◆ **SHORT PROBLEM**
Transcribe all the records with complete accuracy.

◆ **RECORDS SHOWN**
• • • • •
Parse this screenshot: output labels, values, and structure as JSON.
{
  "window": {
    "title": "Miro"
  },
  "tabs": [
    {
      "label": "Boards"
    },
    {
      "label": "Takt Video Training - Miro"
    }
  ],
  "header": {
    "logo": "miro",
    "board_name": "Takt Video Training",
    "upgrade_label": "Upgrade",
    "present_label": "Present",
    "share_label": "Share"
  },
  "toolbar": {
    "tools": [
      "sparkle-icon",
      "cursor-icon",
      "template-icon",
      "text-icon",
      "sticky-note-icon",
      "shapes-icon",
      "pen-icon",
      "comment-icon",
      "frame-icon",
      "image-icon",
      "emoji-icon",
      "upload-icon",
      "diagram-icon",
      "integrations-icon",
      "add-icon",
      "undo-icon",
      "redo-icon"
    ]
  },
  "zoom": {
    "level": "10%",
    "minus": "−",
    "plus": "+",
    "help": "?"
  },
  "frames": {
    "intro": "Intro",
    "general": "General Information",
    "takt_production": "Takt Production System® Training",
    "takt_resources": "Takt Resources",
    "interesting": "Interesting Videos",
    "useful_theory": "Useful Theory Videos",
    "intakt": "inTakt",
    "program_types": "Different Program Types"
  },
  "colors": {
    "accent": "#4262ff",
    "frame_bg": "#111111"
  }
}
• • • • •
◆ **FINAL RESULT**
Parse this screenshot: output labels, values, and structure as JSON.
{
  "window": {
    "title": "Miro"
  },
  "tabs": [
    {
      "label": "Boards"
    },
    {
      "label": "Takt Video Training - Miro"
    }
  ],
  "header": {
    "logo": "miro",
    "board_name": "Takt Video Training",
    "upgrade_label": "Upgrade",
    "present_label": "Present",
    "share_label": "Share"
  },
  "toolbar": {
    "tools": [
      "sparkle-icon",
      "cursor-icon",
      "template-icon",
      "text-icon",
      "sticky-note-icon",
      "shapes-icon",
      "pen-icon",
      "comment-icon",
      "frame-icon",
      "image-icon",
      "emoji-icon",
      "upload-icon",
      "diagram-icon",
      "integrations-icon",
      "add-icon",
      "undo-icon",
      "redo-icon"
    ]
  },
  "zoom": {
    "level": "10%",
    "minus": "−",
    "plus": "+",
    "help": "?"
  },
  "frames": {
    "intro": "Intro",
    "general": "General Information",
    "takt_production": "Takt Production System® Training",
    "takt_resources": "Takt Resources",
    "interesting": "Interesting Videos",
    "useful_theory": "Useful Theory Videos",
    "intakt": "inTakt",
    "program_types": "Different Program Types"
  },
  "colors": {
    "accent": "#4262ff",
    "frame_bg": "#111111"
  }
}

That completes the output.